#### [Problem requirements]
Write out all lines holding the word "type".

:: Data listing

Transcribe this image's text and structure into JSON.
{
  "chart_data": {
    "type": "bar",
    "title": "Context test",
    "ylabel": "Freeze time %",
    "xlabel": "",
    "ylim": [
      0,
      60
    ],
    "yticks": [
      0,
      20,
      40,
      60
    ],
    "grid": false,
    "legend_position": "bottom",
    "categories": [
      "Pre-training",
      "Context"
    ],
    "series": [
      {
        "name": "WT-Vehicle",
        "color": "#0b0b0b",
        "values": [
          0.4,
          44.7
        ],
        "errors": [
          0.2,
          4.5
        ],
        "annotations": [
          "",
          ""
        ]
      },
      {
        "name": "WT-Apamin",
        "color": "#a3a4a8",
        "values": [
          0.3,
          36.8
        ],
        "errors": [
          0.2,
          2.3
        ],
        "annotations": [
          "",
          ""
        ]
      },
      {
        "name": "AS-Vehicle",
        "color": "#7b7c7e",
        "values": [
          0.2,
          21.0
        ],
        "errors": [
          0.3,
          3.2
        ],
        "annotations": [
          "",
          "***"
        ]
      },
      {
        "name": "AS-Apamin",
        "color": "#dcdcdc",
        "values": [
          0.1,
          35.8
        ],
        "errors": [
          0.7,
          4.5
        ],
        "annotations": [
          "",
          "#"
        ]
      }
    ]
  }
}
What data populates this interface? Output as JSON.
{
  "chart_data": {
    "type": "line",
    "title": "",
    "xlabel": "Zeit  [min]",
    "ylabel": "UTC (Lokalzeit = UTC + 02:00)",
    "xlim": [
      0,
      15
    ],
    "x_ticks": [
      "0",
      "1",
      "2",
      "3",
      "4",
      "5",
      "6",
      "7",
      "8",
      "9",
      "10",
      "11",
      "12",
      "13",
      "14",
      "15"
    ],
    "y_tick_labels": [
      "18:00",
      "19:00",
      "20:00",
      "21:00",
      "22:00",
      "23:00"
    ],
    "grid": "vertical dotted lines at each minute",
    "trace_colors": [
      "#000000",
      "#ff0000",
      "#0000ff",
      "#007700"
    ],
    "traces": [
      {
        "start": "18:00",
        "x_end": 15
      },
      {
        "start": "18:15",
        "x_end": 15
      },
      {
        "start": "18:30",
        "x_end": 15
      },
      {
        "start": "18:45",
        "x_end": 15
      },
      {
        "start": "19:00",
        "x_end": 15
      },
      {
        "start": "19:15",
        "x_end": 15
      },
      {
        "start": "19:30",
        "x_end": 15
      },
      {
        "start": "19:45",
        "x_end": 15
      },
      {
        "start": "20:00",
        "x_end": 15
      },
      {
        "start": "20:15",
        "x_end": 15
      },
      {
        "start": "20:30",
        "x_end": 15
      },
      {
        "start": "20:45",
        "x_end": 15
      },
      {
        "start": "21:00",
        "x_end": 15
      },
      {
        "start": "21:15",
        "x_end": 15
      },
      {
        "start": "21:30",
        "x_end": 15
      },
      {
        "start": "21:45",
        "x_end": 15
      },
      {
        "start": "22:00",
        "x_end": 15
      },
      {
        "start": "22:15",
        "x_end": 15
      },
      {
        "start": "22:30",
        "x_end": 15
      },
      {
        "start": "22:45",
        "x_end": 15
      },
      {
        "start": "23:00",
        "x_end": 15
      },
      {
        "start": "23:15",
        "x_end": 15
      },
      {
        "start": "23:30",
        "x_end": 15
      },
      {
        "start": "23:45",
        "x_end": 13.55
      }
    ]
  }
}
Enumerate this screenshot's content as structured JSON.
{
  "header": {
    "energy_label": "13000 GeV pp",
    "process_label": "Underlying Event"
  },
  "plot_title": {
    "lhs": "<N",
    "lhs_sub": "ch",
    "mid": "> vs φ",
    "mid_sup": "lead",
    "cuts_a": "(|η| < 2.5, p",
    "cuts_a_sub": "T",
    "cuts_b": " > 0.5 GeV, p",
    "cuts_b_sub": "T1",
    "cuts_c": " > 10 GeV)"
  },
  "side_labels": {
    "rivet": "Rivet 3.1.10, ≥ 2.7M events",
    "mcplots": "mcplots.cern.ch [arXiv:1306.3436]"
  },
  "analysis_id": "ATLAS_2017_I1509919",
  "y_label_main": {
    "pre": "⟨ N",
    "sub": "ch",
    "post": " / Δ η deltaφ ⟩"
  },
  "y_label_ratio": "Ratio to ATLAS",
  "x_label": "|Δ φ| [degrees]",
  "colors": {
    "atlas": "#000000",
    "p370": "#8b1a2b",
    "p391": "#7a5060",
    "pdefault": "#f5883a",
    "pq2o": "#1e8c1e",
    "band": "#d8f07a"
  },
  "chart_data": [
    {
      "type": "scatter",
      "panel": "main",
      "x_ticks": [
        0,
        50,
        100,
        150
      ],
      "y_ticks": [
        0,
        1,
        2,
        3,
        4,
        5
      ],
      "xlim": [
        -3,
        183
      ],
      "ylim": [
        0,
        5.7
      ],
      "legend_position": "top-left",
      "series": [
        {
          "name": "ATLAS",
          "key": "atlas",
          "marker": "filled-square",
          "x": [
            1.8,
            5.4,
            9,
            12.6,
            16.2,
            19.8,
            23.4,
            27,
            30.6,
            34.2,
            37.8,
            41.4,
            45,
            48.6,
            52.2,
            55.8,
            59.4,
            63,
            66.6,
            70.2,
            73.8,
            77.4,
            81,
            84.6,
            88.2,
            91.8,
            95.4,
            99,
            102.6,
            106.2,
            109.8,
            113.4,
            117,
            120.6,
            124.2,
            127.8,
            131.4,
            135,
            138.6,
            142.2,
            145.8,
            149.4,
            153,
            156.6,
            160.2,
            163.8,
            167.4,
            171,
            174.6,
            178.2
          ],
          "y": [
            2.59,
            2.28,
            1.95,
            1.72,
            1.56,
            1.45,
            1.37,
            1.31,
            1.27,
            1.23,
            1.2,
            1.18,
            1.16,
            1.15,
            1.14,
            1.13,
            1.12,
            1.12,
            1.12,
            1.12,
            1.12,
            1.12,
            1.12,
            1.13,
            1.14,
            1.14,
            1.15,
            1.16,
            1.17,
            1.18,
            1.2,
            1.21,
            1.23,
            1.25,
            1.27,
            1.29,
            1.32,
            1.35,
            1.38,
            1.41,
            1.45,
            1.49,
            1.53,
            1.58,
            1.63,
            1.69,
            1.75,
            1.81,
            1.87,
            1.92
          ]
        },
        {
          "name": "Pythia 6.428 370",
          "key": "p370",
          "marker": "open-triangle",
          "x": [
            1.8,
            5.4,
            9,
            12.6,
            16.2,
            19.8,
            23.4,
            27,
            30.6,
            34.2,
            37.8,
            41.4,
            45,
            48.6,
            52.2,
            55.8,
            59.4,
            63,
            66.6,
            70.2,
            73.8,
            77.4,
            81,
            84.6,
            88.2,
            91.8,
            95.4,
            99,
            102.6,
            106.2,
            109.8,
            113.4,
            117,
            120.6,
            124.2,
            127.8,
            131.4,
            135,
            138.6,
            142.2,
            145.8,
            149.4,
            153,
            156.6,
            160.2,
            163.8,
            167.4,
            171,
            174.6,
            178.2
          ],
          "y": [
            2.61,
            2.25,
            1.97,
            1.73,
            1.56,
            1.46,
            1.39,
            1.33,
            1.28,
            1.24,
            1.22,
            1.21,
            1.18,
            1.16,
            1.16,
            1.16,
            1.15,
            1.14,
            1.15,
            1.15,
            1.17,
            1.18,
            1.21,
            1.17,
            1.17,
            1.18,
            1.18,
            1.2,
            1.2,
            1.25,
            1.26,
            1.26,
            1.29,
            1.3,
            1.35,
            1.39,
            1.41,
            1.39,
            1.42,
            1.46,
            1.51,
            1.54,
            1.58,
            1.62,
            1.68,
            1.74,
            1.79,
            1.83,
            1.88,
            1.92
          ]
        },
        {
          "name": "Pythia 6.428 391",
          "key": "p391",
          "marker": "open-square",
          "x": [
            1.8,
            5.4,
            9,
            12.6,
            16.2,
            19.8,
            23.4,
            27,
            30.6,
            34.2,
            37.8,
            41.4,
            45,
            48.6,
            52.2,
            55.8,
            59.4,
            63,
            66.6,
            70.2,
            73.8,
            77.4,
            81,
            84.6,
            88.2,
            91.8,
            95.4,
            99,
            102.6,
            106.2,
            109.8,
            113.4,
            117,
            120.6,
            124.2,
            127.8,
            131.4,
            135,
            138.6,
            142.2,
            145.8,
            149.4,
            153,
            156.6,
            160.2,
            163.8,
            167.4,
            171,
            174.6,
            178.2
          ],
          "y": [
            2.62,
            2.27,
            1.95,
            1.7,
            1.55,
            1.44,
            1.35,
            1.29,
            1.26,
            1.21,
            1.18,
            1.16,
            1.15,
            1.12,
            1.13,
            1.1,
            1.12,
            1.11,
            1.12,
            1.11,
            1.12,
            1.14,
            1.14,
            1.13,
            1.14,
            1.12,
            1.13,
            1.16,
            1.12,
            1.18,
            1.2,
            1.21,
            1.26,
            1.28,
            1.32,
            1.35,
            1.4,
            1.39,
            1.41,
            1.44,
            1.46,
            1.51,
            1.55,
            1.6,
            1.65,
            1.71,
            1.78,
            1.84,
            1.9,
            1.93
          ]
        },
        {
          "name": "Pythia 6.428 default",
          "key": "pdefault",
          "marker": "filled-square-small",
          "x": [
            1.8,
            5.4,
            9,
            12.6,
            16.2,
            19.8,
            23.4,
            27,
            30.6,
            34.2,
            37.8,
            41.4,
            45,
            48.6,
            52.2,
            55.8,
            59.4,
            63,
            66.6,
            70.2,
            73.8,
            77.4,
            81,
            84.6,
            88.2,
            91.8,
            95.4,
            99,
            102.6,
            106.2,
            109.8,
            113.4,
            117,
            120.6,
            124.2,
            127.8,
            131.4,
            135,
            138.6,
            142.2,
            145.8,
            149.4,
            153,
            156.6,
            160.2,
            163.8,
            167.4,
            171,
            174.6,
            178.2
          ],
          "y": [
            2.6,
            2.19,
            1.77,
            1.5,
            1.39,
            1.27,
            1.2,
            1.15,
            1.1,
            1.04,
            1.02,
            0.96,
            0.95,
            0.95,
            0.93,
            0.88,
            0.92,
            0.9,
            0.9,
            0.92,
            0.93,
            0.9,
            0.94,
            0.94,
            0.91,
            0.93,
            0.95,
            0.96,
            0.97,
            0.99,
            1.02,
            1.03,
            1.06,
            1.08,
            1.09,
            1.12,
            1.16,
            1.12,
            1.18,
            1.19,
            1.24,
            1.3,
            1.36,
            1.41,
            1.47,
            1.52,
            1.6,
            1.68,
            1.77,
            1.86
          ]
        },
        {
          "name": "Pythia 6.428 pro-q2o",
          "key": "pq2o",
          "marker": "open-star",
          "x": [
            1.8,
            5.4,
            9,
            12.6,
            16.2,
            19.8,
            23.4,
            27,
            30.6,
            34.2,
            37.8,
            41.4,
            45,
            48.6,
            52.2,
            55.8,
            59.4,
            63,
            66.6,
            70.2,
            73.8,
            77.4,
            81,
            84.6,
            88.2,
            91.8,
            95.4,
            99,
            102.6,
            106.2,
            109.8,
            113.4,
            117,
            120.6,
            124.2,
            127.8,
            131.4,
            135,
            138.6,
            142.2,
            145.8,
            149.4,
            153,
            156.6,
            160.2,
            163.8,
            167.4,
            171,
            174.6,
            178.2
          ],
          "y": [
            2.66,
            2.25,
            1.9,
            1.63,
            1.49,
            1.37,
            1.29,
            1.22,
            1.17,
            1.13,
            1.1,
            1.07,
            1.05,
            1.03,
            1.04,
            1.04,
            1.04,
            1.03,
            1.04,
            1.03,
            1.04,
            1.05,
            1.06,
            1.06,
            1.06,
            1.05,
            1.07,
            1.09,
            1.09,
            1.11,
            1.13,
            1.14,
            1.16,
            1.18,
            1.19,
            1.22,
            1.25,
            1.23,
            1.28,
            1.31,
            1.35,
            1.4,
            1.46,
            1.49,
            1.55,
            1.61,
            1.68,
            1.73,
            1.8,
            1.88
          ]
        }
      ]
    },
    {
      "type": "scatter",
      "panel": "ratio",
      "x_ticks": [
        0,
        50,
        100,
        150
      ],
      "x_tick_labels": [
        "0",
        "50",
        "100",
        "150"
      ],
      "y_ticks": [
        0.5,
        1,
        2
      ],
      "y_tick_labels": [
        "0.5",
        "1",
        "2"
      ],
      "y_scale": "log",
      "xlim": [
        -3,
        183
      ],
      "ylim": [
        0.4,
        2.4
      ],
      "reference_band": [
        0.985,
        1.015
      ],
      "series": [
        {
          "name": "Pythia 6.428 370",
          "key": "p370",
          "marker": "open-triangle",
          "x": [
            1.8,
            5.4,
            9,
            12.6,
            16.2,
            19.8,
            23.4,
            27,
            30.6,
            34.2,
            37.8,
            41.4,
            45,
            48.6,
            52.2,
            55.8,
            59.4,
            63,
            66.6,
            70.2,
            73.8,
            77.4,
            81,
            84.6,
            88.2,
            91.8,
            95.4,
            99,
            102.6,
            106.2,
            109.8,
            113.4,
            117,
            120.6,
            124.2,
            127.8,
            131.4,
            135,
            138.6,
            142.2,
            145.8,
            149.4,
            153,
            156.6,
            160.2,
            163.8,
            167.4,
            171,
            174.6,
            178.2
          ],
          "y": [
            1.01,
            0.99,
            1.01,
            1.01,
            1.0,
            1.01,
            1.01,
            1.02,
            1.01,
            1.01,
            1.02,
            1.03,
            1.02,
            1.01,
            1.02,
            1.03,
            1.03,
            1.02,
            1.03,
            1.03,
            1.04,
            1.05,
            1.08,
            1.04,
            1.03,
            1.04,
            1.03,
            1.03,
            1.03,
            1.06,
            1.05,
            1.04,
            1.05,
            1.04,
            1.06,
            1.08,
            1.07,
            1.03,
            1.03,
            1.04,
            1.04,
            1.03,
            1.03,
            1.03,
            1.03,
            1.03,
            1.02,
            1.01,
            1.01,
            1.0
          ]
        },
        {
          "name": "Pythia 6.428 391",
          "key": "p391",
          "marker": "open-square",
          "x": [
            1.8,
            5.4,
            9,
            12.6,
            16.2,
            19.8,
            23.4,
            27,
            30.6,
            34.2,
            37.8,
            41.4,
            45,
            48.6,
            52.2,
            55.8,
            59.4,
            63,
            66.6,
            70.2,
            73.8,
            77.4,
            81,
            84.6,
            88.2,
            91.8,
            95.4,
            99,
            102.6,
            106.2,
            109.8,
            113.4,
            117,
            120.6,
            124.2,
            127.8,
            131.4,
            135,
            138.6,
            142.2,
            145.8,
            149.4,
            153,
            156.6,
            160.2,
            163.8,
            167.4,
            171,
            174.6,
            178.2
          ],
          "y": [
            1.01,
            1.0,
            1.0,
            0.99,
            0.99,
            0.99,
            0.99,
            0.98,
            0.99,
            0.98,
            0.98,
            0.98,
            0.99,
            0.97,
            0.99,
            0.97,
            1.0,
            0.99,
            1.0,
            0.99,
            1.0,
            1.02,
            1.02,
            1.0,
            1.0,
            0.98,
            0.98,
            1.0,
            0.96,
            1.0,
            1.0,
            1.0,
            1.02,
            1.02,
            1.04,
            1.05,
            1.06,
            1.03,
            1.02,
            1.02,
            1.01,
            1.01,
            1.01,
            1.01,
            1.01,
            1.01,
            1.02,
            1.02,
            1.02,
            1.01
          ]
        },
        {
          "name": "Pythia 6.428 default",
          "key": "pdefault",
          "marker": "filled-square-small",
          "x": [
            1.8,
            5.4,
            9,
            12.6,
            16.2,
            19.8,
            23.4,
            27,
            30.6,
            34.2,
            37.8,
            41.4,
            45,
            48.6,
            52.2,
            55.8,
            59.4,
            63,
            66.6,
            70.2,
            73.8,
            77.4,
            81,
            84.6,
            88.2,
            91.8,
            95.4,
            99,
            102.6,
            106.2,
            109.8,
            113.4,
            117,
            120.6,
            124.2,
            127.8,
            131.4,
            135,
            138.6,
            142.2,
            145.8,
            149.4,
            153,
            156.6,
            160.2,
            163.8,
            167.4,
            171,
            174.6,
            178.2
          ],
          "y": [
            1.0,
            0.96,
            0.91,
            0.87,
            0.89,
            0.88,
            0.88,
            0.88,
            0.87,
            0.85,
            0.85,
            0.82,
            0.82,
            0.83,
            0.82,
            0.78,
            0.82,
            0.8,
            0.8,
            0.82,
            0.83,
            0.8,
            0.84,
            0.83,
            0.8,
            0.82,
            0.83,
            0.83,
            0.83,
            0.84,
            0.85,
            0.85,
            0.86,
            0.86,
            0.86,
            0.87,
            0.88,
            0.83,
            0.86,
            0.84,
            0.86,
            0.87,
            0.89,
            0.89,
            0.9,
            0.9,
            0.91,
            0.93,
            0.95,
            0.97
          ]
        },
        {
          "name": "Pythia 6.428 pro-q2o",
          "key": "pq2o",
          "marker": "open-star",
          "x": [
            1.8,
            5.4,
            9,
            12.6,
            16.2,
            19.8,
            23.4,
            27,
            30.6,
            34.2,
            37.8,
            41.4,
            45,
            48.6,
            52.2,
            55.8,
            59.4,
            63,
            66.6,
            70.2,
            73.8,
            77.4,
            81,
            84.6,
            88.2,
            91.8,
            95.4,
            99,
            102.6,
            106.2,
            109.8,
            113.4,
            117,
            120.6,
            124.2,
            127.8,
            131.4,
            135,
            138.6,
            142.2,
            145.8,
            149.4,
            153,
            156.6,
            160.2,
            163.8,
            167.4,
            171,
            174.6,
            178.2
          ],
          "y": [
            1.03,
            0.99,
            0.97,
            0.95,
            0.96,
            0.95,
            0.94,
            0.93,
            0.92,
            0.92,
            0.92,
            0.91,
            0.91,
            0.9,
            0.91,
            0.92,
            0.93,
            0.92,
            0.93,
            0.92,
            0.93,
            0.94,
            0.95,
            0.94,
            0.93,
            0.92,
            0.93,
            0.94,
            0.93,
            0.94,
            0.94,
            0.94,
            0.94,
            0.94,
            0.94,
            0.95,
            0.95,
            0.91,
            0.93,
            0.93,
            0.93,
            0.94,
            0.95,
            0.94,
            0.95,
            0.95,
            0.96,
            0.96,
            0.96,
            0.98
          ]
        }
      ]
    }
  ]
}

::::

#### [Reply to the exercise]
    "type": "bar",
    "type": "line",
      "type": "scatter",
      "type": "scatter",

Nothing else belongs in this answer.